>> Start Dataset entries
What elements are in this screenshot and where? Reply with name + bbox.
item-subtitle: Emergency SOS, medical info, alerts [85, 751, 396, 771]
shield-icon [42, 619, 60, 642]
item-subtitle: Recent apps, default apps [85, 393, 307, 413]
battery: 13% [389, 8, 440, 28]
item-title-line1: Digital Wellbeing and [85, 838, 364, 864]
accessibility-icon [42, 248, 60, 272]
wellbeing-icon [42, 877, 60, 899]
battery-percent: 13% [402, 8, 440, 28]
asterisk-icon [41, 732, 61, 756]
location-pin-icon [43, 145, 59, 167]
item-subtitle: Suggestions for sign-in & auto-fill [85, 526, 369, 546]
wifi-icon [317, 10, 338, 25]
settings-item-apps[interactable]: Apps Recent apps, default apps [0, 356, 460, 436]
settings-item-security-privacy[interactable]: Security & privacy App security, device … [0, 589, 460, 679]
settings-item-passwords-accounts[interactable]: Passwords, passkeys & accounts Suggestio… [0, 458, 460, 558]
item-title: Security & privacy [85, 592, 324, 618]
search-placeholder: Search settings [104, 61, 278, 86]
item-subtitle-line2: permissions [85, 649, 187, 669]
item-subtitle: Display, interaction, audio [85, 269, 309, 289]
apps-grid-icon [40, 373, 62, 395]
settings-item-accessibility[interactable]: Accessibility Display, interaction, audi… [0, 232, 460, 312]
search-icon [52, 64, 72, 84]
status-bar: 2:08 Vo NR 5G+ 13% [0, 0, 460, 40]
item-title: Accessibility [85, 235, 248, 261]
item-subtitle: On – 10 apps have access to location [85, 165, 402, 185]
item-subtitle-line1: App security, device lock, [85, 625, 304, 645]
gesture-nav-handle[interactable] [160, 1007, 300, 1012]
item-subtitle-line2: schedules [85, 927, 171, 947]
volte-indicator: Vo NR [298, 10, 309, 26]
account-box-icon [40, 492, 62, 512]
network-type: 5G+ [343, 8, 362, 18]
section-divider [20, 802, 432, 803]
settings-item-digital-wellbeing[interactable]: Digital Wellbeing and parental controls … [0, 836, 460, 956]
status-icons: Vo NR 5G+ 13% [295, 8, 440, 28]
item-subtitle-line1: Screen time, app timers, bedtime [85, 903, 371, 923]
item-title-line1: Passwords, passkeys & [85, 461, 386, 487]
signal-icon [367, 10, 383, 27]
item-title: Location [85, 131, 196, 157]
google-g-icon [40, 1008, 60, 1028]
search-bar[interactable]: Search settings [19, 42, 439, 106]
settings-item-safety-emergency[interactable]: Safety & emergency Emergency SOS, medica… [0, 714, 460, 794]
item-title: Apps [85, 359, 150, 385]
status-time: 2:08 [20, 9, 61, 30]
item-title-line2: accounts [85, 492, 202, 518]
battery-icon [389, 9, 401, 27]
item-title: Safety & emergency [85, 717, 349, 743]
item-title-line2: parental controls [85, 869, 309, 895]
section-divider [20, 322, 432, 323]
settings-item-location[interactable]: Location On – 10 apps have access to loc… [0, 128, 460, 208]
>> End Dataset entries
### The problem
Copy every row above exactly, character for character, in the same order.

### The output
What elements are in this screenshot and where? Reply with name + bbox.
item-subtitle: Emergency SOS, medical info, alerts [85, 751, 396, 771]
shield-icon [42, 619, 60, 642]
item-subtitle: Recent apps, default apps [85, 393, 307, 413]
battery: 13% [389, 8, 440, 28]
item-title-line1: Digital Wellbeing and [85, 838, 364, 864]
accessibility-icon [42, 248, 60, 272]
wellbeing-icon [42, 877, 60, 899]
battery-percent: 13% [402, 8, 440, 28]
asterisk-icon [41, 732, 61, 756]
location-pin-icon [43, 145, 59, 167]
item-subtitle: Suggestions for sign-in & auto-fill [85, 526, 369, 546]
wifi-icon [317, 10, 338, 25]
settings-item-apps[interactable]: Apps Recent apps, default apps [0, 356, 460, 436]
settings-item-security-privacy[interactable]: Security & privacy App security, device … [0, 589, 460, 679]
settings-item-passwords-accounts[interactable]: Passwords, passkeys & accounts Suggestio… [0, 458, 460, 558]
item-title: Security & privacy [85, 592, 324, 618]
search-placeholder: Search settings [104, 61, 278, 86]
item-subtitle-line2: permissions [85, 649, 187, 669]
item-subtitle: Display, interaction, audio [85, 269, 309, 289]
apps-grid-icon [40, 373, 62, 395]
settings-item-accessibility[interactable]: Accessibility Display, interaction, audi… [0, 232, 460, 312]
search-icon [52, 64, 72, 84]
status-bar: 2:08 Vo NR 5G+ 13% [0, 0, 460, 40]
item-title: Accessibility [85, 235, 248, 261]
item-subtitle: On – 10 apps have access to location [85, 165, 402, 185]
item-subtitle-line1: App security, device lock, [85, 625, 304, 645]
gesture-nav-handle[interactable] [160, 1007, 300, 1012]
item-subtitle-line2: schedules [85, 927, 171, 947]
volte-indicator: Vo NR [298, 10, 309, 26]
account-box-icon [40, 492, 62, 512]
network-type: 5G+ [343, 8, 362, 18]
section-divider [20, 802, 432, 803]
settings-item-digital-wellbeing[interactable]: Digital Wellbeing and parental controls … [0, 836, 460, 956]
status-icons: Vo NR 5G+ 13% [295, 8, 440, 28]
item-subtitle-line1: Screen time, app timers, bedtime [85, 903, 371, 923]
item-title-line1: Passwords, passkeys & [85, 461, 386, 487]
signal-icon [367, 10, 383, 27]
item-title: Location [85, 131, 196, 157]
google-g-icon [40, 1008, 60, 1028]
search-bar[interactable]: Search settings [19, 42, 439, 106]
settings-item-safety-emergency[interactable]: Safety & emergency Emergency SOS, medica… [0, 714, 460, 794]
item-title: Apps [85, 359, 150, 385]
status-time: 2:08 [20, 9, 61, 30]
item-title-line2: accounts [85, 492, 202, 518]
battery-icon [389, 9, 401, 27]
item-title: Safety & emergency [85, 717, 349, 743]
item-title-line2: parental controls [85, 869, 309, 895]
section-divider [20, 322, 432, 323]
settings-item-location[interactable]: Location On – 10 apps have access to loc… [0, 128, 460, 208]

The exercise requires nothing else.